WHAT YOU SHOULD DO
In the account of the judgment mortgage litigation, which statute did the High Court identify as the sole source of its jurisdiction to order a sale in lieu of partition?

PROVIDED PASSAGE
____
The matter first came before the High Court on 1st March 2004 when Ms Justice Finlay Geoghegan joined the first defendant’s spouse to the proceedings and, in doing so, held that where there were two co-owners of a property the subject of an application for an order for sale in lieu of partition, the other owner should, unless unavailable, be joined so as to ensure that the constitutional principles of fair procedures are observed and that the individual circumstances of all the interested parties could be taken into account by the court.
The substantive matter then came before Ms Justice Laffoy on 31st January 2006 . The issue identified by counsel for the second defendant in the proceedings was that in cases involving registered land a judgment creditor did not have sufficient locus standi to seek an order for partition or, by extension, an order for sale in lieu of partition in order to satisfy the judgment debt and that the court had no jurisdiction to make such an order in cases of co-owned registered land.
The distinction between registered and unregistered land arose from the manner in which a judgment mortgage operates in each title system. In the case of unregistered land the judgment mortgage operates in the same way as a mortgage created by deed; the relevant legal estate which has been mortgaged vests in the mortgagee (in this case the judgment creditor) which provides that creditor with sufficient interest in the land to seek partition. However, in the case of registered land under the Registration of Title Act, 1964 the registration of a judgment mortgage did not give the creditor any interest in the land and the judgment creditor’s rights were limited to those contained in section 71 (4) of that Act.
The court held that it did not have any jurisdiction to order a sale in lieu of partition other than by the statutory jurisdiction conferred on it by the Partition Act, 1868 and that a judgment mortgagee in cases of registered land did not have sufficient interest in the land to seek the benefit of that Act. The court held that it did not have any inherent jurisdiction to grant a sale in lieu of partition and that the Registration of Title Act, 1964 itself did not provide any such specific remedy to a judgment creditor.
The underlying debt the subject of the proceedings was settled following the outcome in the High Court. However, the legal point was a matter of some considerable importance to the plaintiff and had implications for a large number of similar cases. Therefore, the plaintiff wished to appeal the decision to Supreme Court . The first point that fell to be considered by the Supreme Court was whether such an appeal could proceed where the underlying matters in contention had been resolved. It was submitted on behalf of the plaintiff that the point of law in this instance was not one limited to past events particular to this matter and was a matter of such public importance as to warrant determination in this case. The Supreme Court allowed the appeal to proceed on the basis that the legal representatives for the second defendant would act as legitimate contradictor in the matter.
The matter was heard before a division of the Supreme Court comprising Macken J, Finnegan J and O’Donnell J on 29th July 2010. Finegan J delivered judgment in the matter on 13th May 2011 .
____
EXTRACTED DATA
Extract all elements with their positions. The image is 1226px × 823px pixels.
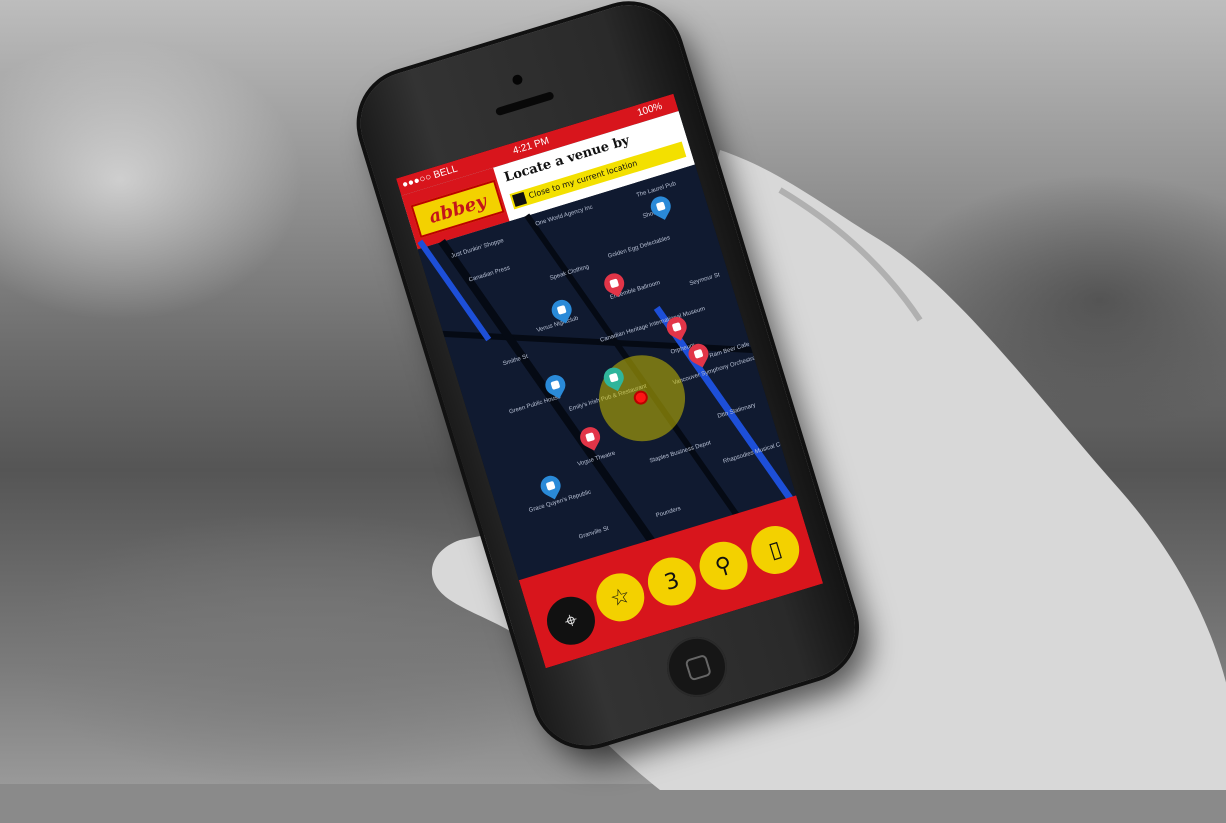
locate-button[interactable]: ⌖ xyxy=(541,590,601,651)
map-label: Canadian Press xyxy=(468,265,511,284)
venue-pin[interactable] xyxy=(537,472,565,500)
map-label: Just Dunkin' Shoppe xyxy=(450,237,505,260)
star-icon: ☆ xyxy=(607,582,634,613)
home-button[interactable] xyxy=(659,629,735,705)
map-label: Golden Egg Delectables xyxy=(607,235,672,260)
map-label: Grace Quyen's Republic xyxy=(528,489,593,515)
crosshair-icon: ⌖ xyxy=(561,606,581,635)
phone-body: ●●●○○ BELL 4:21 PM 100% abbey Locate a v… xyxy=(347,0,868,759)
map-label: Seymour St xyxy=(688,272,721,288)
search-button[interactable]: ⚲ xyxy=(693,535,754,596)
calendar-button[interactable]: 3 xyxy=(641,551,702,612)
map-label: Pounders xyxy=(655,505,682,520)
logo-text: abbey xyxy=(426,190,489,228)
checkbox[interactable] xyxy=(511,191,527,207)
map-label: Vancouver Symphony Orchestra xyxy=(672,355,757,387)
speaker-grille xyxy=(494,91,555,117)
favourites-button[interactable]: ☆ xyxy=(590,567,651,628)
search-icon: ⚲ xyxy=(712,551,735,581)
notebook-button[interactable]: ▯ xyxy=(745,519,806,580)
map-label: Canadian Heritage International Museum xyxy=(599,306,706,344)
app-screen: ●●●○○ BELL 4:21 PM 100% abbey Locate a v… xyxy=(396,93,824,669)
calendar-icon: 3 xyxy=(661,567,683,596)
map-label: Granville St xyxy=(578,525,610,541)
camera-icon xyxy=(511,73,524,87)
notebook-icon: ▯ xyxy=(765,536,785,564)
____
SOLUTION TO THIS PROBLEM
The Partition Act, 1868.